### Dataset rows
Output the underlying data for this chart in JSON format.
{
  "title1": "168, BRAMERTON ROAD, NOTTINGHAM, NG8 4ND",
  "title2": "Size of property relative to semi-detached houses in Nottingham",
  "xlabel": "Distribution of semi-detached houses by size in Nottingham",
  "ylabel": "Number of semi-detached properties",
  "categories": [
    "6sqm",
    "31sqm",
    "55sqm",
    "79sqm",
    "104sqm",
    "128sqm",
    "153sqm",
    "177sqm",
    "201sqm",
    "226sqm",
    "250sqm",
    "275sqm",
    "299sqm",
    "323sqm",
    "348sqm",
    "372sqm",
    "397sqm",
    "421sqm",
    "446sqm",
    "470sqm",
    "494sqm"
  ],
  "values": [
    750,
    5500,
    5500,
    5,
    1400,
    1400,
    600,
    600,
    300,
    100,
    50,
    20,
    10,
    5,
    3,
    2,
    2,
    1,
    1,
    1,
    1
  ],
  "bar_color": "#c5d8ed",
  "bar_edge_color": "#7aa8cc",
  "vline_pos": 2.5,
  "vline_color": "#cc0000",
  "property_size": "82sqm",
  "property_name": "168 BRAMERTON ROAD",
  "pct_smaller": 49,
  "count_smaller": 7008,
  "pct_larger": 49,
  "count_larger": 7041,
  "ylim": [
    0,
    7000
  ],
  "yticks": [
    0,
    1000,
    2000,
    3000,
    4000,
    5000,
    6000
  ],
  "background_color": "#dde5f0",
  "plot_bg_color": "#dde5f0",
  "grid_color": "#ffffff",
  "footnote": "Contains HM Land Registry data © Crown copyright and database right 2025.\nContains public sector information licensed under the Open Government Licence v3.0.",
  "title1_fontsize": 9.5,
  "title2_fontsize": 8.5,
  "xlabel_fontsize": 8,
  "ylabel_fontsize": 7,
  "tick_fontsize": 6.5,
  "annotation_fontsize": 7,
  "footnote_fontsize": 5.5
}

### Exercise
Write out all the lines again, exactly as they are.

### Answer to this problem
Output the underlying data for this chart in JSON format.
{
  "title1": "168, BRAMERTON ROAD, NOTTINGHAM, NG8 4ND",
  "title2": "Size of property relative to semi-detached houses in Nottingham",
  "xlabel": "Distribution of semi-detached houses by size in Nottingham",
  "ylabel": "Number of semi-detached properties",
  "categories": [
    "6sqm",
    "31sqm",
    "55sqm",
    "79sqm",
    "104sqm",
    "128sqm",
    "153sqm",
    "177sqm",
    "201sqm",
    "226sqm",
    "250sqm",
    "275sqm",
    "299sqm",
    "323sqm",
    "348sqm",
    "372sqm",
    "397sqm",
    "421sqm",
    "446sqm",
    "470sqm",
    "494sqm"
  ],
  "values": [
    750,
    5500,
    5500,
    5,
    1400,
    1400,
    600,
    600,
    300,
    100,
    50,
    20,
    10,
    5,
    3,
    2,
    2,
    1,
    1,
    1,
    1
  ],
  "bar_color": "#c5d8ed",
  "bar_edge_color": "#7aa8cc",
  "vline_pos": 2.5,
  "vline_color": "#cc0000",
  "property_size": "82sqm",
  "property_name": "168 BRAMERTON ROAD",
  "pct_smaller": 49,
  "count_smaller": 7008,
  "pct_larger": 49,
  "count_larger": 7041,
  "ylim": [
    0,
    7000
  ],
  "yticks": [
    0,
    1000,
    2000,
    3000,
    4000,
    5000,
    6000
  ],
  "background_color": "#dde5f0",
  "plot_bg_color": "#dde5f0",
  "grid_color": "#ffffff",
  "footnote": "Contains HM Land Registry data © Crown copyright and database right 2025.\nContains public sector information licensed under the Open Government Licence v3.0.",
  "title1_fontsize": 9.5,
  "title2_fontsize": 8.5,
  "xlabel_fontsize": 8,
  "ylabel_fontsize": 7,
  "tick_fontsize": 6.5,
  "annotation_fontsize": 7,
  "footnote_fontsize": 5.5
}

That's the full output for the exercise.